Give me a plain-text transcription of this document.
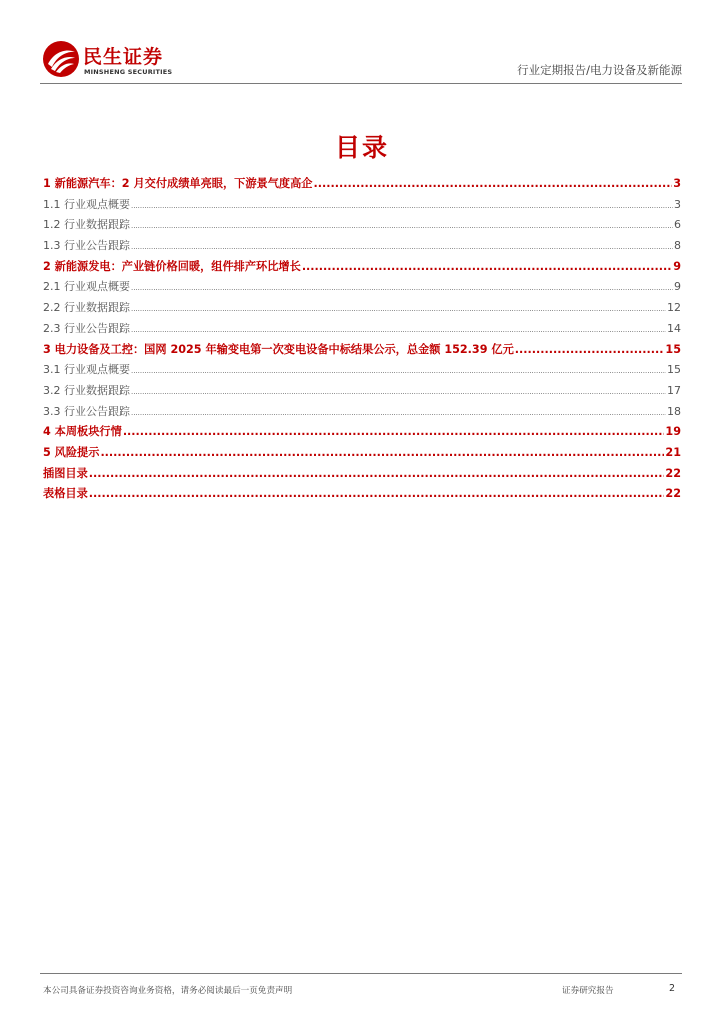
民生证券
MINSHENG SECURITIES	行业定期报告/电力设备及新能源
目录
1 新能源汽车：2 月交付成绩单亮眼，下游景气度高企 .....	3
1.1 行业观点概要 .....	3
1.2 行业数据跟踪 .....	6
1.3 行业公告跟踪 .....	8
2 新能源发电：产业链价格回暖，组件排产环比增长 .....	9
2.1 行业观点概要 .....	9
2.2 行业数据跟踪 .....	12
2.3 行业公告跟踪 .....	14
3 电力设备及工控：国网 2025 年输变电第一次变电设备中标结果公示，总金额 152.39 亿元 .....	15
3.1 行业观点概要 .....	15
3.2 行业数据跟踪 .....	17
3.3 行业公告跟踪 .....	18
4 本周板块行情 .....	19
5 风险提示 .....	21
插图目录 .....	22
表格目录 .....	22
本公司具备证券投资咨询业务资格，请务必阅读最后一页免责声明	证券研究报告	2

____

• [DIRECTION]: Repeat the material above in full and exactly, apart from the pictures.

• [RESPONSE]:
Give me a plain-text transcription of this document.
民生证券
MINSHENG SECURITIES	行业定期报告/电力设备及新能源
目录
1 新能源汽车：2 月交付成绩单亮眼，下游景气度高企 .....	3
1.1 行业观点概要 .....	3
1.2 行业数据跟踪 .....	6
1.3 行业公告跟踪 .....	8
2 新能源发电：产业链价格回暖，组件排产环比增长 .....	9
2.1 行业观点概要 .....	9
2.2 行业数据跟踪 .....	12
2.3 行业公告跟踪 .....	14
3 电力设备及工控：国网 2025 年输变电第一次变电设备中标结果公示，总金额 152.39 亿元 .....	15
3.1 行业观点概要 .....	15
3.2 行业数据跟踪 .....	17
3.3 行业公告跟踪 .....	18
4 本周板块行情 .....	19
5 风险提示 .....	21
插图目录 .....	22
表格目录 .....	22
本公司具备证券投资咨询业务资格，请务必阅读最后一页免责声明	证券研究报告	2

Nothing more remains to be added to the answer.